* _Supplied passage_
= = = =

FPGAs, or Field Programmable Gate Arrays are completely designed chips that designers load a programming pattern into to achieve a specific digital function. A bit pattern (almost like a software program) is loaded into the already manufactured device which essentially interconnects lots of available gates to meet the designers purposes. FPGAs are sometimes thought of as a “Sea of Gates” where the designer specifies how they are connected. FPGA designers often use many of the same tools that ASIC designers use, even though the FPGA is inherently more flexible.
All these things can be intermixed in hybrid sorts of ways. For example, FPGAs are now available that have microprocessor embedded within them which were designed in a full custom manner, all of which now demands “SoC” types of HW/SW integration skills from the designer.
Q: How do I model Analog and Mixed-Signal blocks in Verilog?
First, this is a big area. Analog and Mixed-Signal designers use tools like Spice to fully characterize and model their designs. My only involvement with Mixed-Signal blocks has been to utilize behavioral models of things like PLLs, A/Ds, D/As within a larger SoC. There are some specific Verilog tricks to this which is what this FAQ is about (I do not wish to trivialize true Mixed-Signal methodology, but us chip-level folks need to know this trick).
A mixed-signal behavioral model might model the digital and analog input/output behavior of, for example, a D/A (Digital to Analog Converter). So, digital input in and analog voltage out. Things to model might be the timing (say, the D/A utilizes an internal Success Approximation algorithm), output range based on power supply voltages, voltage biases, etc. A behavioral model may not have any knowledge of the physical layout and therefore may not offer any fidelity whatsoever in terms of noise, interface, cross-talk, etc. A model might be parameterized given a specific characterization for a block. Be very careful about the assumptions and limitations of the model!
Issue #1; how do we model analog voltages in Verilog. Answer: use the Verilog real data type, declare “analog wires” as wire[63:0] in order to use a 64-bit floating-type represenation, and use the built-in PLI functions:
$rtoi converts reals to integers w/truncation e.g. 123.45 -> 123
$itor converts integers to reals e.g. 123 -> 123.0
$realtobits converts reals to 64-bit vector
$bitstoreal converts bit pattern to real
That was a lot. This is a trick to be used in vanilla Verilog. The 64-bit wire is simply a ways to actually interface to the ports of the mixed-signal block. In other words, our example D/A module may have an output called AOUT which is a voltage. Verilog does not allow us to declare an output port of type REAL. So, instead declare AOUT like this:
module dtoa (clk, reset..... aout.....);
....

= = = =

* _Aim_
In the passage on FPGAs and Verilog modeling, what does the built-in function $itor do?

* _Entries provided_

= = = =

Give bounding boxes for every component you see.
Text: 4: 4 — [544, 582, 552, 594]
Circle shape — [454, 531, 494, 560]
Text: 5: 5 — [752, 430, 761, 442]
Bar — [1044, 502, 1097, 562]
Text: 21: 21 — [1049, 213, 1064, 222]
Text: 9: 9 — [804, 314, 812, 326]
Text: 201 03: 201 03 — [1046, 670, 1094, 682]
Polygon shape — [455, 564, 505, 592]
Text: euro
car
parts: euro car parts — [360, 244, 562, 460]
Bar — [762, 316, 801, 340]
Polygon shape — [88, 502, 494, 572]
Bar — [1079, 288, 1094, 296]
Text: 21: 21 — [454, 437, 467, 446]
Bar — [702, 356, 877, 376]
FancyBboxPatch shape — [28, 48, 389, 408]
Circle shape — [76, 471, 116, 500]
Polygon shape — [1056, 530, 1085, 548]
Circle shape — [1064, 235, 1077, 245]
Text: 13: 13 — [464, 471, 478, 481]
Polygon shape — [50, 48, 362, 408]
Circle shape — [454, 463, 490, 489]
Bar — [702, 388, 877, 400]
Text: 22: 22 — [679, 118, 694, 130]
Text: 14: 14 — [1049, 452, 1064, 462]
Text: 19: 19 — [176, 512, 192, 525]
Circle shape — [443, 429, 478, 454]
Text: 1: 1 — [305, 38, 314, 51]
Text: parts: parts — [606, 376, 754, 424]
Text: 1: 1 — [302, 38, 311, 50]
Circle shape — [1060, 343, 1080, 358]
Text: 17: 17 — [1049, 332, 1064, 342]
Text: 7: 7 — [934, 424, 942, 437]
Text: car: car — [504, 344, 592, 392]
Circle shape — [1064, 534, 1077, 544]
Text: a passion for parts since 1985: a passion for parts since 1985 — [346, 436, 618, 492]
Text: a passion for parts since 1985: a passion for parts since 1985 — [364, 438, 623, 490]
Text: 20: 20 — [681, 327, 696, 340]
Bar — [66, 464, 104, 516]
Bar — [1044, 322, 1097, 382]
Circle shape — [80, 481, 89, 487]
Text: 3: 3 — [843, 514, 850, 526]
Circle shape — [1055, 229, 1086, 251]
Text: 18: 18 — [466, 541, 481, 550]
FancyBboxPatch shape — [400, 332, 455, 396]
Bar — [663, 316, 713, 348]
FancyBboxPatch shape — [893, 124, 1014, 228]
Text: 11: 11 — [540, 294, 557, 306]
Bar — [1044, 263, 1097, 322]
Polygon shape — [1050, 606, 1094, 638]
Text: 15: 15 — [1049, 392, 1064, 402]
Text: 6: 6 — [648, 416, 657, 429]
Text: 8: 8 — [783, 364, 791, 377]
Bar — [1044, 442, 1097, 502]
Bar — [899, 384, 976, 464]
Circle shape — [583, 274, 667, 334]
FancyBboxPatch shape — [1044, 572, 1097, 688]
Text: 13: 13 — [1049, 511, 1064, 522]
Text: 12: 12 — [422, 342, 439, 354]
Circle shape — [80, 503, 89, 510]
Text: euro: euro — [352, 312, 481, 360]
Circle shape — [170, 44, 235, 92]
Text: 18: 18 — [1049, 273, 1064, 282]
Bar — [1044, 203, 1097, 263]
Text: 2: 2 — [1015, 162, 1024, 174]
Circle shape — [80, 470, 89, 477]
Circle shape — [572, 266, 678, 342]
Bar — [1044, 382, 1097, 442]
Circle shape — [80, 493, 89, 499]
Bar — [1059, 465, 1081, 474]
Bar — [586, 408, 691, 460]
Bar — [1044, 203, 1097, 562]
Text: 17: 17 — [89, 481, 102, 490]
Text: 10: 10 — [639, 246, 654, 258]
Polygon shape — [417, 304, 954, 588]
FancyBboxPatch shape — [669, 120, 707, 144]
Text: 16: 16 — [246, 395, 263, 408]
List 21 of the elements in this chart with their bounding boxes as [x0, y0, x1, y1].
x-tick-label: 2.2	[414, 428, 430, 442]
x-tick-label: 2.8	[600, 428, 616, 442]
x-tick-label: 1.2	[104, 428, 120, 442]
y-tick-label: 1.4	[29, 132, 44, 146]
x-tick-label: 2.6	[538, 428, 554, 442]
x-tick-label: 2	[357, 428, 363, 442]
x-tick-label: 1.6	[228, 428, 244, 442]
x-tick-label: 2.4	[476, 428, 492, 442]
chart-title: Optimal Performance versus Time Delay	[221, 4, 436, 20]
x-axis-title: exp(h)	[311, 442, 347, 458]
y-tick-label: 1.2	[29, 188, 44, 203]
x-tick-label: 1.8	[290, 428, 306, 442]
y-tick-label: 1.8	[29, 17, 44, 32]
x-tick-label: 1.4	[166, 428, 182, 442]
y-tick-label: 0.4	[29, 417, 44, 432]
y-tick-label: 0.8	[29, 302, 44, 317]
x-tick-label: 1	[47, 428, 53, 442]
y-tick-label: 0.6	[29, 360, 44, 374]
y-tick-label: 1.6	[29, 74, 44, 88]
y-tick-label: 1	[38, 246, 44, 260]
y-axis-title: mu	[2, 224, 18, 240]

= = = =

* _Exercise solution_
It converts integers to reals, for example 123 to 123.0.